= Input rows =
BEGIN

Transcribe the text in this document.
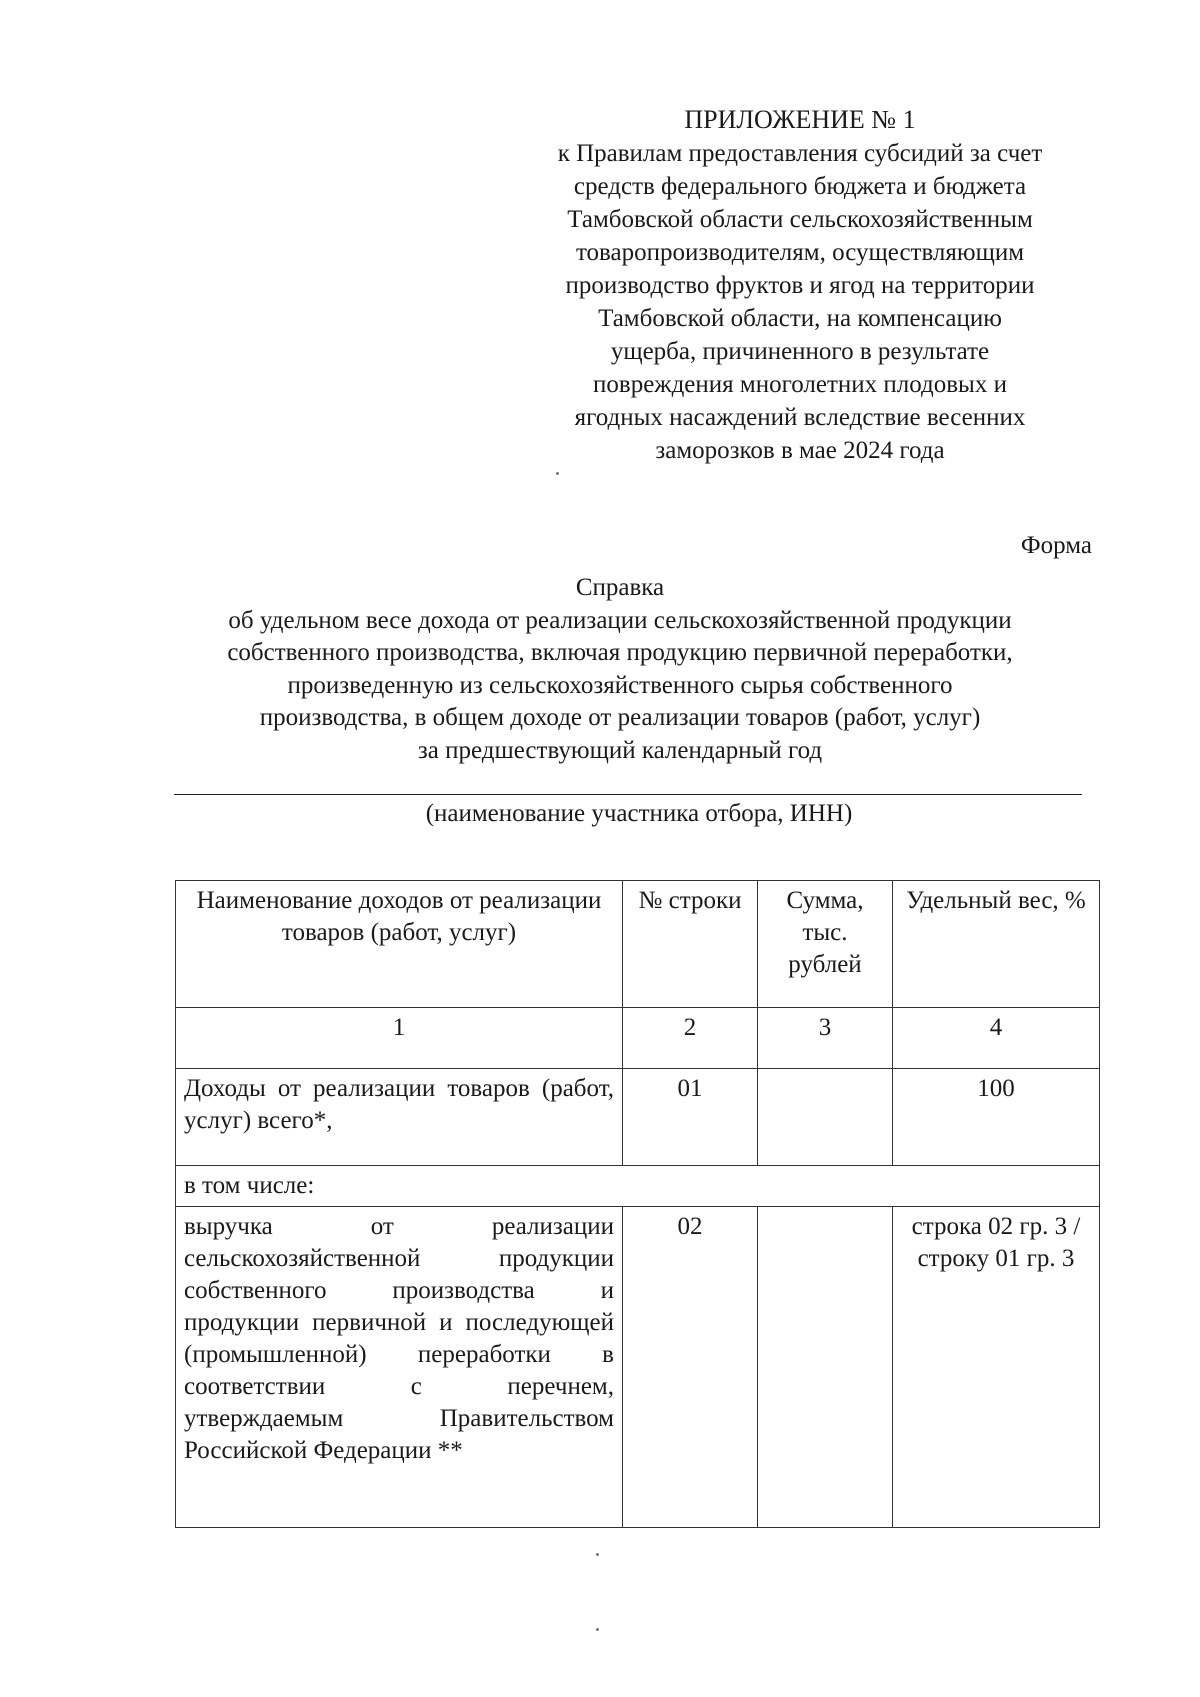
ПРИЛОЖЕНИЕ № 1
к Правилам предоставления субсидий за счет
средств федерального бюджета и бюджета
Тамбовской области сельскохозяйственным
товаропроизводителям, осуществляющим
производство фруктов и ягод на территории
Тамбовской области, на компенсацию
ущерба, причиненного в результате
повреждения многолетних плодовых и
ягодных насаждений вследствие весенних
заморозков в мае 2024 года
Форма
Справка
об удельном весе дохода от реализации сельскохозяйственной продукции
собственного производства, включая продукцию первичной переработки,
произведенную из сельскохозяйственного сырья собственного
производства, в общем доходе от реализации товаров (работ, услуг)
за предшествующий календарный год
(наименование участника отбора, ИНН)
Наименование доходов от реализации товаров (работ, услуг)	№ строки	Сумма, тыс. рублей	Удельный вес, %
1	2	3	4
Доходы от реализации товаров (работ, услуг) всего*,	01		100
в том числе:			
выручка от реализации сельскохозяйственной продукции собственного производства и продукции первичной и последующей (промышленной) переработки в соответствии с перечнем, утверждаемым Правительством Российской Федерации **	02		строка 02 гр. 3 / строку 01 гр. 3
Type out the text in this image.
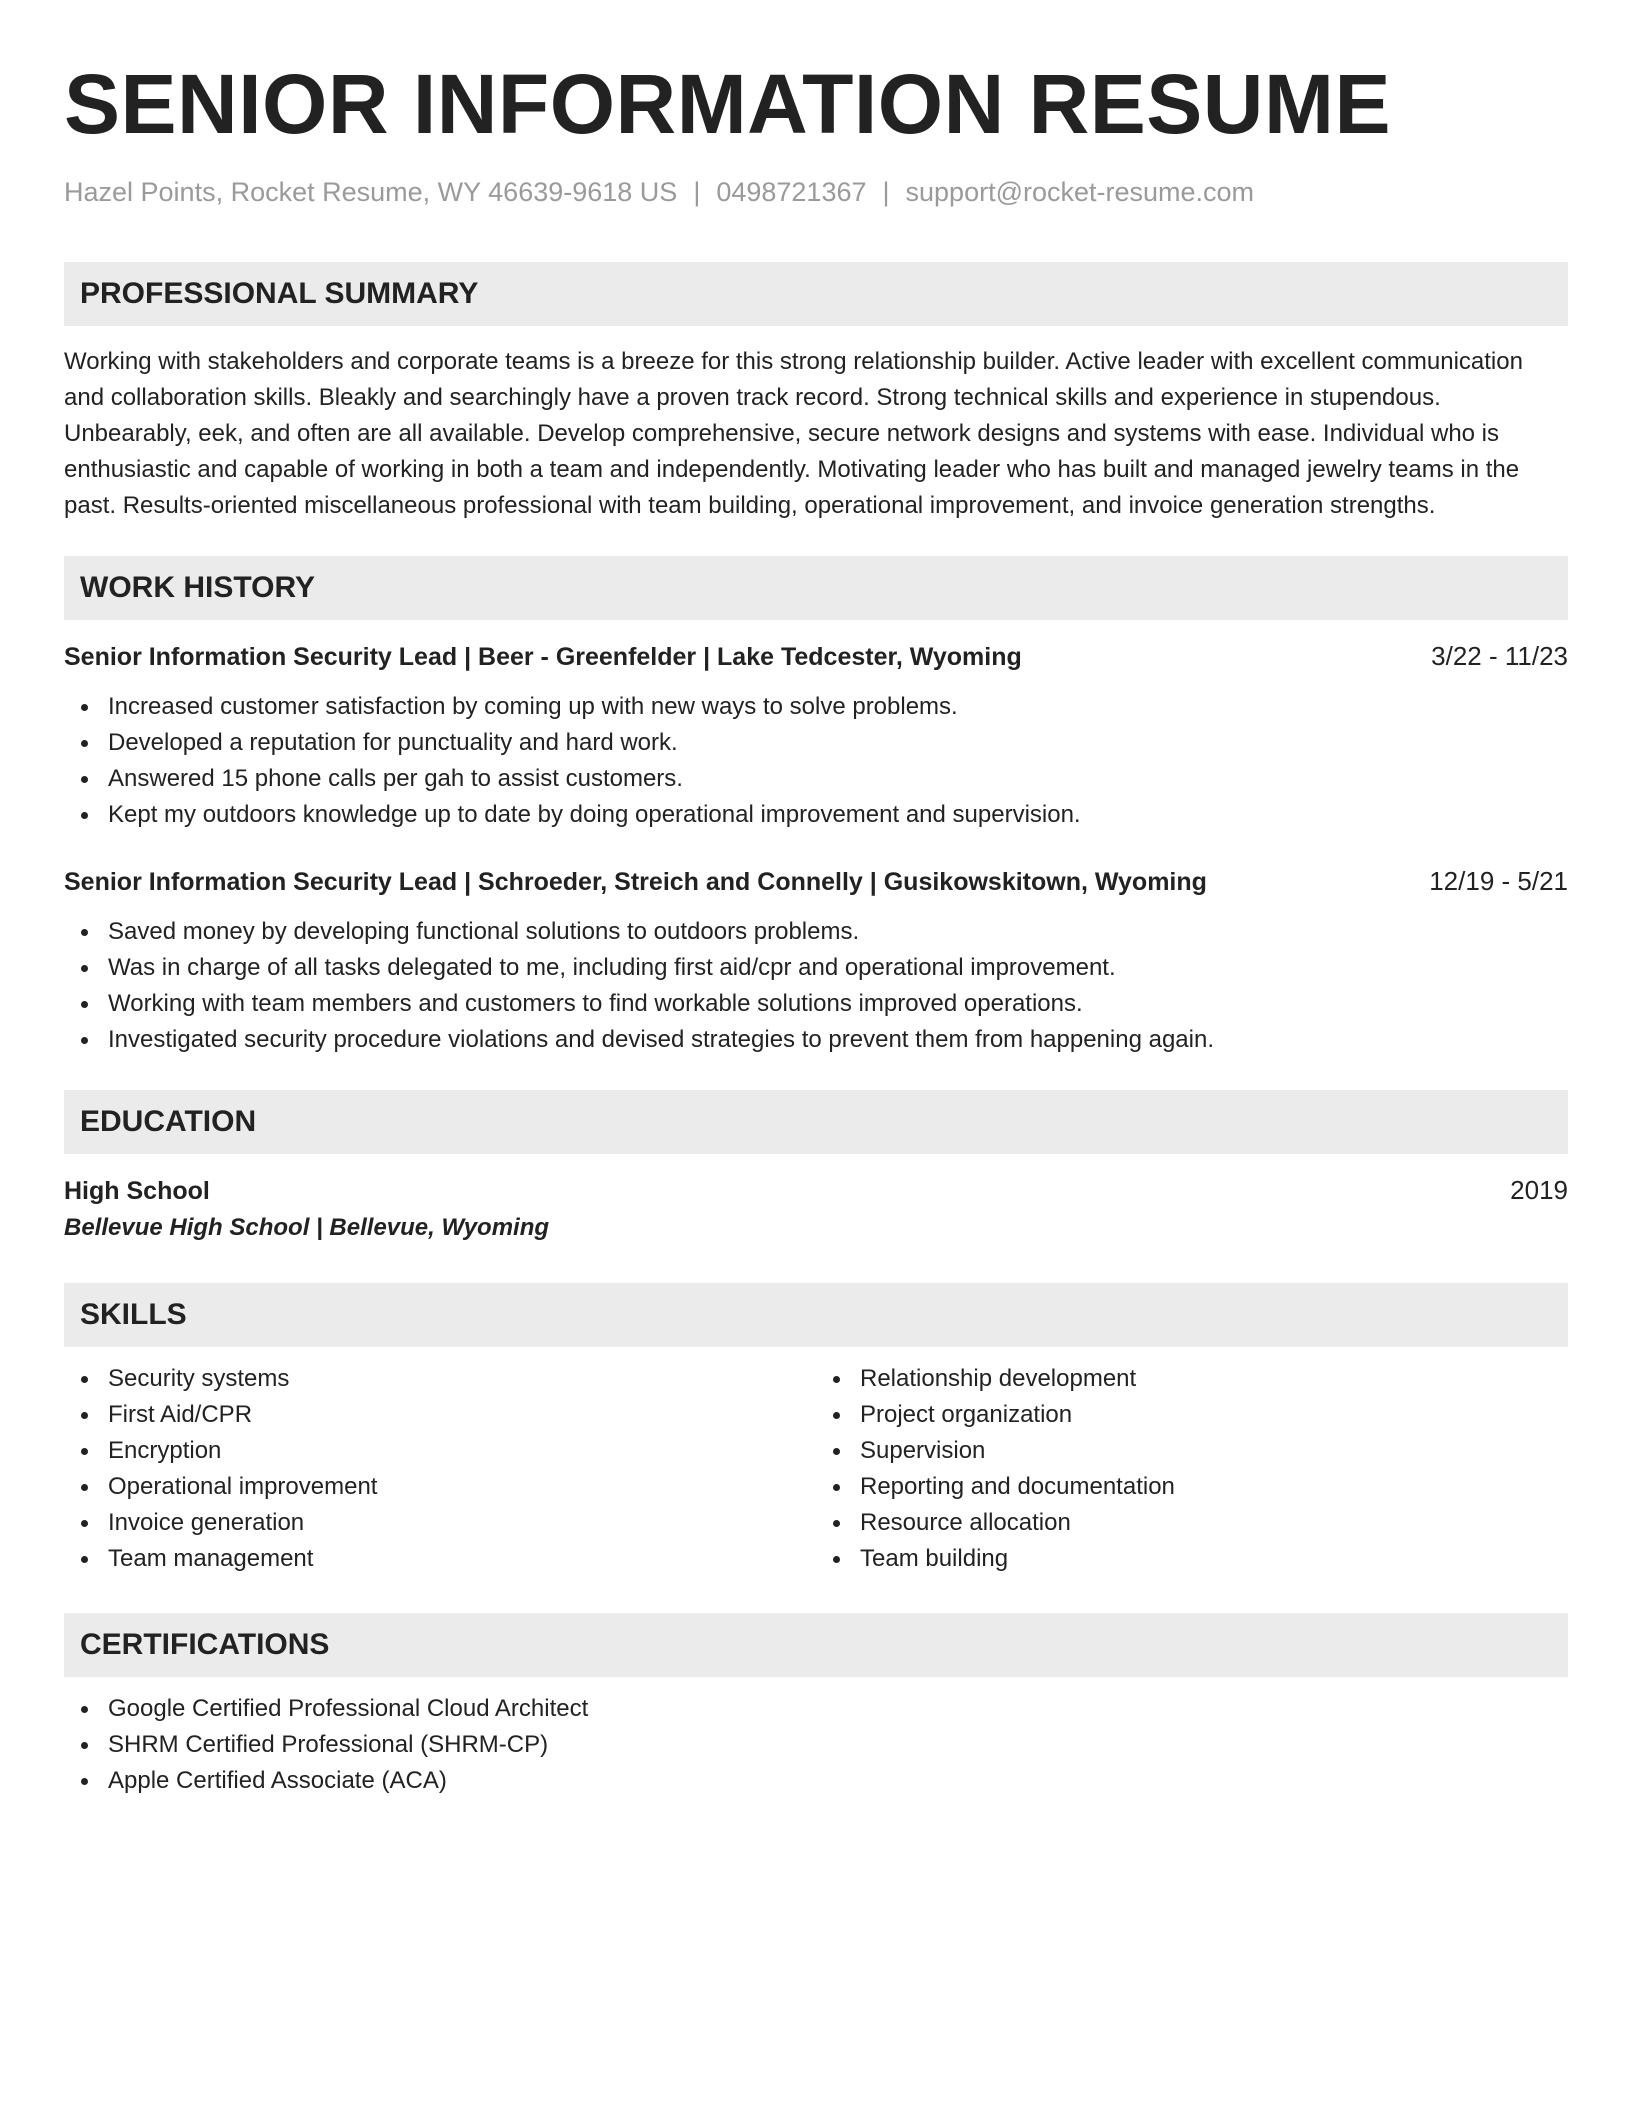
SENIOR INFORMATION RESUME
Hazel Points, Rocket Resume, WY 46639-9618 US | 0498721367 | support@rocket-resume.com
PROFESSIONAL SUMMARY

Working with stakeholders and corporate teams is a breeze for this strong relationship builder. Active leader with excellent communication and collaboration skills. Bleakly and searchingly have a proven track record. Strong technical skills and experience in stupendous. Unbearably, eek, and often are all available. Develop comprehensive, secure network designs and systems with ease. Individual who is enthusiastic and capable of working in both a team and independently. Motivating leader who has built and managed jewelry teams in the past. Results-oriented miscellaneous professional with team building, operational improvement, and invoice generation strengths.

WORK HISTORY
Senior Information Security Lead | Beer - Greenfelder | Lake Tedcester, Wyoming	3/22 - 11/23
Increased customer satisfaction by coming up with new ways to solve problems.
Developed a reputation for punctuality and hard work.
Answered 15 phone calls per gah to assist customers.
Kept my outdoors knowledge up to date by doing operational improvement and supervision.
Senior Information Security Lead | Schroeder, Streich and Connelly | Gusikowskitown, Wyoming	12/19 - 5/21
Saved money by developing functional solutions to outdoors problems.
Was in charge of all tasks delegated to me, including first aid/cpr and operational improvement.
Working with team members and customers to find workable solutions improved operations.
Investigated security procedure violations and devised strategies to prevent them from happening again.
EDUCATION
High School	2019
Bellevue High School | Bellevue, Wyoming
SKILLS
Security systems
First Aid/CPR
Encryption
Operational improvement
Invoice generation
Team management
Relationship development
Project organization
Supervision
Reporting and documentation
Resource allocation
Team building
CERTIFICATIONS
Google Certified Professional Cloud Architect
SHRM Certified Professional (SHRM-CP)
Apple Certified Associate (ACA)
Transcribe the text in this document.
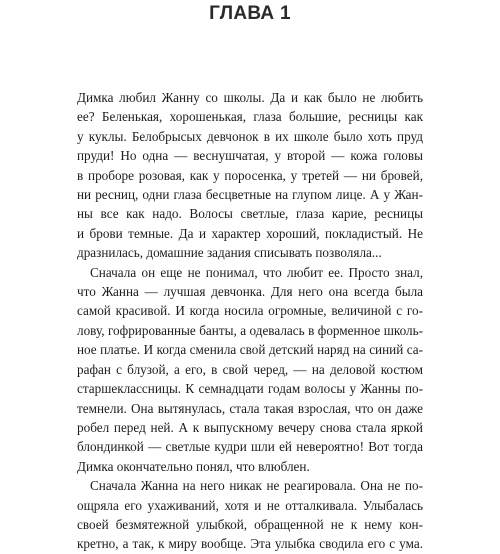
ГЛАВА 1

Димка любил Жанну со школы. Да и как было не любить
ее? Беленькая, хорошенькая, глаза большие, ресницы как
у куклы. Белобрысых девчонок в их школе было хоть пруд
пруди! Но одна — веснушчатая, у второй — кожа головы
в проборе розовая, как у поросенка, у третей — ни бровей,
ни ресниц, одни глаза бесцветные на глупом лице. А у Жан-
ны все как надо. Волосы светлые, глаза карие, ресницы
и брови темные. Да и характер хороший, покладистый. Не
дразнилась, домашние задания списывать позволяла...

Сначала он еще не понимал, что любит ее. Просто знал,
что Жанна — лучшая девчонка. Для него она всегда была
самой красивой. И когда носила огромные, величиной с го-
лову, гофрированные банты, а одевалась в форменное школь-
ное платье. И когда сменила свой детский наряд на синий са-
рафан с блузой, а его, в свой черед, — на деловой костюм
старшеклассницы. К семнадцати годам волосы у Жанны по-
темнели. Она вытянулась, стала такая взрослая, что он даже
робел перед ней. А к выпускному вечеру снова стала яркой
блондинкой — светлые кудри шли ей невероятно! Вот тогда
Димка окончательно понял, что влюблен.

Сначала Жанна на него никак не реагировала. Она не по-
ощряла его ухаживаний, хотя и не отталкивала. Улыбалась
своей безмятежной улыбкой, обращенной не к нему кон-
кретно, а так, к миру вообще. Эта улыбка сводила его с ума.
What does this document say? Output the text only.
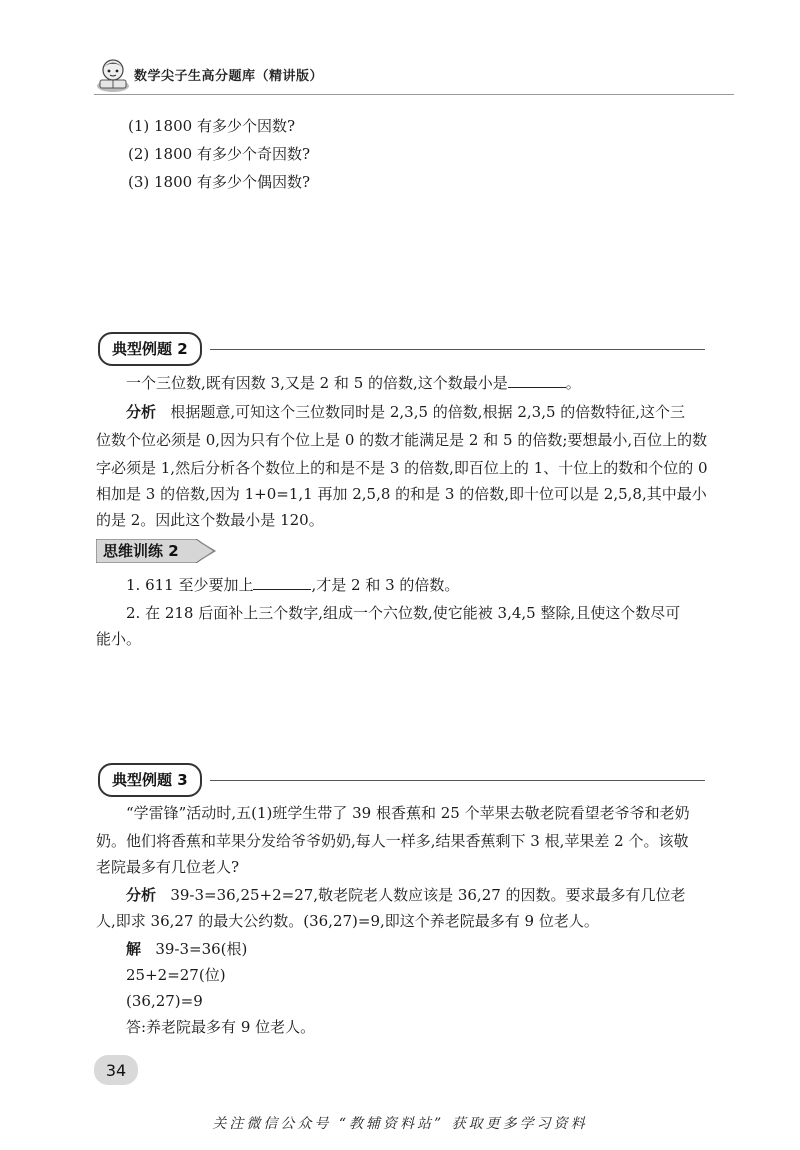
数学尖子生高分题库（精讲版）
(1) 1800 有多少个因数?
(2) 1800 有多少个奇因数?
(3) 1800 有多少个偶因数?
典型例题 2
一个三位数,既有因数 3,又是 2 和 5 的倍数,这个数最小是	。
分析 根据题意,可知这个三位数同时是 2,3,5 的倍数,根据 2,3,5 的倍数特征,这个三
位数个位必须是 0,因为只有个位上是 0 的数才能满足是 2 和 5 的倍数;要想最小,百位上的数
字必须是 1,然后分析各个数位上的和是不是 3 的倍数,即百位上的 1、十位上的数和个位的 0
相加是 3 的倍数,因为 1+0=1,1 再加 2,5,8 的和是 3 的倍数,即十位可以是 2,5,8,其中最小
的是 2。因此这个数最小是 120。
思维训练 2
1. 611 至少要加上	,才是 2 和 3 的倍数。
2. 在 218 后面补上三个数字,组成一个六位数,使它能被 3,4,5 整除,且使这个数尽可
能小。
典型例题 3
“学雷锋”活动时,五(1)班学生带了 39 根香蕉和 25 个苹果去敬老院看望老爷爷和老奶
奶。他们将香蕉和苹果分发给爷爷奶奶,每人一样多,结果香蕉剩下 3 根,苹果差 2 个。该敬
老院最多有几位老人?
分析 39-3=36,25+2=27,敬老院老人数应该是 36,27 的因数。要求最多有几位老
人,即求 36,27 的最大公约数。(36,27)=9,即这个养老院最多有 9 位老人。
解 39-3=36(根)
25+2=27(位)
(36,27)=9
答:养老院最多有 9 位老人。
34
关注微信公众号 “教辅资料站” 获取更多学习资料
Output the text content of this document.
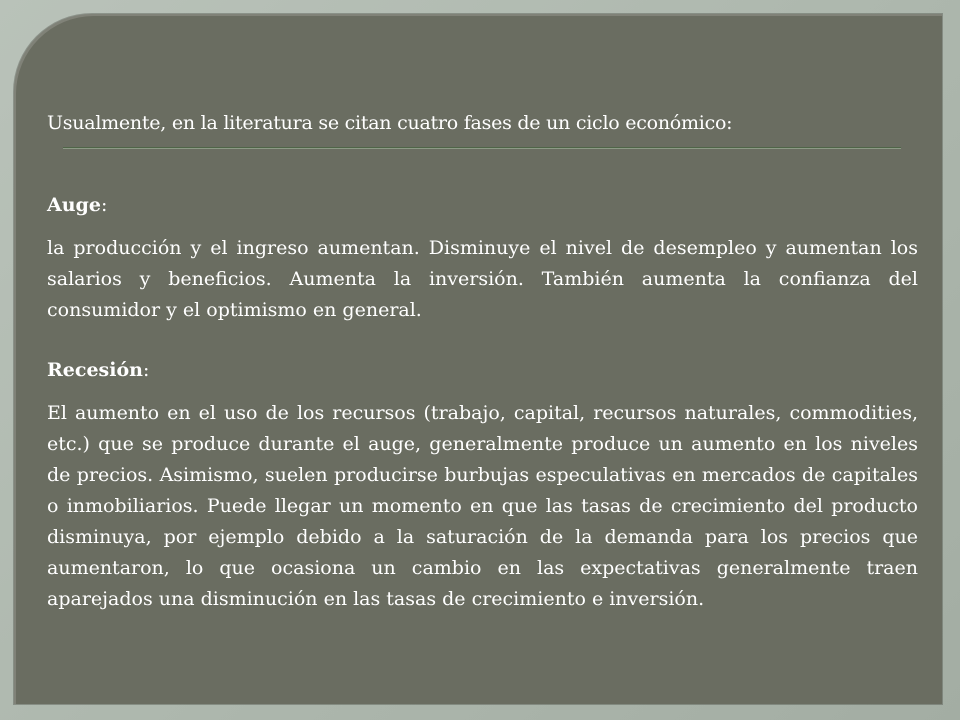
Usualmente, en la literatura se citan cuatro fases de un ciclo económico:

Auge:

la producción y el ingreso aumentan. Disminuye el nivel de desempleo y aumentan los salarios y beneficios. Aumenta la inversión. También aumenta la confianza del consumidor y el optimismo en general.

Recesión:

El aumento en el uso de los recursos (trabajo, capital, recursos naturales, commodities, etc.) que se produce durante el auge, generalmente produce un aumento en los niveles de precios. Asimismo, suelen producirse burbujas especulativas en mercados de capitales o inmobiliarios. Puede llegar un momento en que las tasas de crecimiento del producto disminuya, por ejemplo debido a la saturación de la demanda para los precios que aumentaron, lo que ocasiona un cambio en las expectativas generalmente traen aparejados una disminución en las tasas de crecimiento e inversión.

END

= Given problem =
Note every line above where the string "светлые" shows up, and copy those lines.

= Reply to the task =
ны все как надо. Волосы светлые, глаза карие, ресницы
блондинкой — светлые кудри шли ей невероятно! Вот тогда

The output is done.